▸ Problem description
Identify each line in the records below that contains the word "Traj", and copy it.

▸ Records to process
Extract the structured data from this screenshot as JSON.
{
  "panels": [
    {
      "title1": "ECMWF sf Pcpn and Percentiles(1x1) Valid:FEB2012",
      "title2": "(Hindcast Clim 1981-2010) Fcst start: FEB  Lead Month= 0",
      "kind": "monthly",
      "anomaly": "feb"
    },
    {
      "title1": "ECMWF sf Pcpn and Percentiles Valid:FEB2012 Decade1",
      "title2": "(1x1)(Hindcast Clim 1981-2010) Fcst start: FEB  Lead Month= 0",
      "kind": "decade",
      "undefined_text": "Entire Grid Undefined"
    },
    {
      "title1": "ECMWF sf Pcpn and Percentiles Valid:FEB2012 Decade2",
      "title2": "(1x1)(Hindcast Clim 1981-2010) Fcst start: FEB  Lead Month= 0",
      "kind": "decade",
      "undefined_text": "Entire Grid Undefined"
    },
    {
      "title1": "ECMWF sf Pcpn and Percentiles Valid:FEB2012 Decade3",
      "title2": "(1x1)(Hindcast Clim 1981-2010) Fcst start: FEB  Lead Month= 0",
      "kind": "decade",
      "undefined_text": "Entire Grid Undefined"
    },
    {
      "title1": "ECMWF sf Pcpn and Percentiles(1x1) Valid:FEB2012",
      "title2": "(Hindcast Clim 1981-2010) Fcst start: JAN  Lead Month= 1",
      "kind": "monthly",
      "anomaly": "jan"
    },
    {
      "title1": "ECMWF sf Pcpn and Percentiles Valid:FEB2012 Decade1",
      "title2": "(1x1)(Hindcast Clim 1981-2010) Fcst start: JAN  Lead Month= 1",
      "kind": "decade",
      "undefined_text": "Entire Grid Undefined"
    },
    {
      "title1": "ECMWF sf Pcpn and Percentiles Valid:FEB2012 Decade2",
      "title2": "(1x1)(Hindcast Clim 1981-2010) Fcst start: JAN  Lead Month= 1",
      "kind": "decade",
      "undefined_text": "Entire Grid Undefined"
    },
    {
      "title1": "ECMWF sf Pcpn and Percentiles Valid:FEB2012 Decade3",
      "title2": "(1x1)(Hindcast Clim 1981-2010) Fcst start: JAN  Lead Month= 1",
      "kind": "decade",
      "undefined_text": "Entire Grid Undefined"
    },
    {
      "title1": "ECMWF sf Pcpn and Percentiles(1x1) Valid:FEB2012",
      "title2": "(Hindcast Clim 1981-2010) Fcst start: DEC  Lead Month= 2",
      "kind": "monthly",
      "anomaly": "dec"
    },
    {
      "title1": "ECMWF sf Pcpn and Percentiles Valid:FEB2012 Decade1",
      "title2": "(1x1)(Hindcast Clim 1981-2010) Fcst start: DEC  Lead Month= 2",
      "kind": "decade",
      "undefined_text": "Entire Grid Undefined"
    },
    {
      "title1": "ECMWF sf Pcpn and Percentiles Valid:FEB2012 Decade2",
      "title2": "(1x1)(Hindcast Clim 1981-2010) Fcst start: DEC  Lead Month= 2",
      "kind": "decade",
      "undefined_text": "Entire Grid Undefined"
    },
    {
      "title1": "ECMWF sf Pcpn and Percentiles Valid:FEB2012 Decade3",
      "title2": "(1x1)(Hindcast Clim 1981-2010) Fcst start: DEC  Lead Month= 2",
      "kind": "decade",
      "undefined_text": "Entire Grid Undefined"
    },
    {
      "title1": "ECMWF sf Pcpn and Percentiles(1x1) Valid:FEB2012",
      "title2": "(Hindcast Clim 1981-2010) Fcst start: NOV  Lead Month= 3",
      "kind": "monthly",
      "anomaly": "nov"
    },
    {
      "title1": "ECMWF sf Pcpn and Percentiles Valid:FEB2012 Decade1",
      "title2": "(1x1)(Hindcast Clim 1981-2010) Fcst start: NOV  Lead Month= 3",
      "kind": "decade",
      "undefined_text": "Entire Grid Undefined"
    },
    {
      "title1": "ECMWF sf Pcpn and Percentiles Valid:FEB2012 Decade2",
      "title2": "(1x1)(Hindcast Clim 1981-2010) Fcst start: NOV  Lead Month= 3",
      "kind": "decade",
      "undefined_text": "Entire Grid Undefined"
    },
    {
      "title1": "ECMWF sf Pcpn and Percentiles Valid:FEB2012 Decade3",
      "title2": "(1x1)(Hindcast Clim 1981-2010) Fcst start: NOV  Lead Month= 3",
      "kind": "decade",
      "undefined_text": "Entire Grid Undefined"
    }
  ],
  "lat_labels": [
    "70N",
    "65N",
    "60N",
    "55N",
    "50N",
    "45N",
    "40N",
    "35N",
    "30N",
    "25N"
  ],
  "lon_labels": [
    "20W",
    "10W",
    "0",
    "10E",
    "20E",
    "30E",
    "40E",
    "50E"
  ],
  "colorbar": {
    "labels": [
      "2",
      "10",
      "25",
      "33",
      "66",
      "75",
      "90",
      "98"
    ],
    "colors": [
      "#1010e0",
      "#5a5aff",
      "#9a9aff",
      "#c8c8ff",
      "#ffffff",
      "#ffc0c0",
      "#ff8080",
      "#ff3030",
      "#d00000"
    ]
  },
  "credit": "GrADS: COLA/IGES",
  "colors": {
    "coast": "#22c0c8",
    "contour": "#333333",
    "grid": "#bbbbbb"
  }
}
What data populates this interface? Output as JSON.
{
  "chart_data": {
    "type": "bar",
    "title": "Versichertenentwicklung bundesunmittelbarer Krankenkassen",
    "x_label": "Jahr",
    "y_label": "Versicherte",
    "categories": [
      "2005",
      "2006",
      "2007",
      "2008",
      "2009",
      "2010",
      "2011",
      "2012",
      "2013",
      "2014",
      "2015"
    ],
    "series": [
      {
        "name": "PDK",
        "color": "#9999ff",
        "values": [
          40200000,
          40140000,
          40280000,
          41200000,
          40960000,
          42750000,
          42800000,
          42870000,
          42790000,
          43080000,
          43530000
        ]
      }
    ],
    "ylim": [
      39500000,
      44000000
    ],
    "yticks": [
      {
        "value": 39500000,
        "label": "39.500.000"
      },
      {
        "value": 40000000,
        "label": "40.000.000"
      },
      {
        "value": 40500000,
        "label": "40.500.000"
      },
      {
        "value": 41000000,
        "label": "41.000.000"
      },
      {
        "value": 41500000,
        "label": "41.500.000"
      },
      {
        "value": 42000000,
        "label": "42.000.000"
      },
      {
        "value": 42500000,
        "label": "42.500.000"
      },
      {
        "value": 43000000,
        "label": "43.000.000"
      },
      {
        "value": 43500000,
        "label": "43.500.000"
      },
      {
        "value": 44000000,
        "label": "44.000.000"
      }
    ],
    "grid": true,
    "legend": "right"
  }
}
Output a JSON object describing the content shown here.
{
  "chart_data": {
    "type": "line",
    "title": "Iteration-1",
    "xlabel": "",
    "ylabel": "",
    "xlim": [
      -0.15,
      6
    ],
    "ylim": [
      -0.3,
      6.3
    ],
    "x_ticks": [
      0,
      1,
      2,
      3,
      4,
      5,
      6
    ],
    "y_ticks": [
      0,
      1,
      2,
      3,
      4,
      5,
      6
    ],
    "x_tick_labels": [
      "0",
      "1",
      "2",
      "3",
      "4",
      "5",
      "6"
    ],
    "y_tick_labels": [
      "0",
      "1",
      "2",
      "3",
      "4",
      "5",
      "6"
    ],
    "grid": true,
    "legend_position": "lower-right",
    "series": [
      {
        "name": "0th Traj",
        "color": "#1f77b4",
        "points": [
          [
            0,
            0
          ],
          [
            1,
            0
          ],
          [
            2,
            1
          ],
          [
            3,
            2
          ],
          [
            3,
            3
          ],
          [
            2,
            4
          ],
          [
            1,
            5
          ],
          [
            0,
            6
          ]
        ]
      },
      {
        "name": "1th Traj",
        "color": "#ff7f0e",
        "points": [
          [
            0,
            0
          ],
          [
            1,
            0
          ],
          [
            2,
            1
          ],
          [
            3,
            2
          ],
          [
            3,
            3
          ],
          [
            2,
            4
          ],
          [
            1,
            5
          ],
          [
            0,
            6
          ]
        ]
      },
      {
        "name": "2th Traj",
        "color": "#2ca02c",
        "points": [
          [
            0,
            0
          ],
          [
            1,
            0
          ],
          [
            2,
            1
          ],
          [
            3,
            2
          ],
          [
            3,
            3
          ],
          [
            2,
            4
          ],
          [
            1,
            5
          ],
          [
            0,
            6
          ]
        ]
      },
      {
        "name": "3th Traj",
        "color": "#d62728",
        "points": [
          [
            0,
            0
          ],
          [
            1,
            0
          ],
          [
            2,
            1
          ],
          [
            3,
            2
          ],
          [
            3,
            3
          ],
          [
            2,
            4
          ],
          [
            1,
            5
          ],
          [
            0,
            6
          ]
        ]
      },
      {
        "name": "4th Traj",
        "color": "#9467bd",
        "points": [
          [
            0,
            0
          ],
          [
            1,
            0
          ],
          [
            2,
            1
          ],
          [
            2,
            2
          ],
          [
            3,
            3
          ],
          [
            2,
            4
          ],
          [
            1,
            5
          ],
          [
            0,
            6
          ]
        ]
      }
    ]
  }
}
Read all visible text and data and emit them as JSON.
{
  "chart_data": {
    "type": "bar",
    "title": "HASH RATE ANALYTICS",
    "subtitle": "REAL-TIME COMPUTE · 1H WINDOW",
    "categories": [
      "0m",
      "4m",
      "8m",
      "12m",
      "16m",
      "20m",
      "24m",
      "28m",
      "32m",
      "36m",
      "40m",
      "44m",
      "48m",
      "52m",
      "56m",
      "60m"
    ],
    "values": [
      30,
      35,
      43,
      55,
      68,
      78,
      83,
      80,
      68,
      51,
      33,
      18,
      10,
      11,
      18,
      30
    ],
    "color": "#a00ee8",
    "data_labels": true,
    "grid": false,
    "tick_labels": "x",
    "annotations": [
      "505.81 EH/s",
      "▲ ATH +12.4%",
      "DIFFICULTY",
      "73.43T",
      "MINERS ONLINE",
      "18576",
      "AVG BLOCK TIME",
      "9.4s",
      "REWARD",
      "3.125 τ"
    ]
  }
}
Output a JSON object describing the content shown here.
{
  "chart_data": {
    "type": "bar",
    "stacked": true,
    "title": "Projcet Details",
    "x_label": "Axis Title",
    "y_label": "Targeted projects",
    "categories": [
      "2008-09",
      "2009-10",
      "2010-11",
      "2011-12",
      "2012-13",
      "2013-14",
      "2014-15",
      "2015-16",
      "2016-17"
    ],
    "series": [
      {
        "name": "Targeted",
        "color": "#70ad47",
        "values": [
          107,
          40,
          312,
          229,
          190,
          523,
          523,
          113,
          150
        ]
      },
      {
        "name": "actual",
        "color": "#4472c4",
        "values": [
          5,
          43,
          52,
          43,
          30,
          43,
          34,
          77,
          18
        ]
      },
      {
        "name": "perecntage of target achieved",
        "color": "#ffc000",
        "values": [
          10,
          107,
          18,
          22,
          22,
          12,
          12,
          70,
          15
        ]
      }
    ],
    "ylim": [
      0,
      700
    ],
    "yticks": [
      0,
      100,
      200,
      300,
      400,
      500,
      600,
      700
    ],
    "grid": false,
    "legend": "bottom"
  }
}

▸ Finished answer
        "name": "0th Traj",
        "name": "1th Traj",
        "name": "2th Traj",
        "name": "3th Traj",
        "name": "4th Traj",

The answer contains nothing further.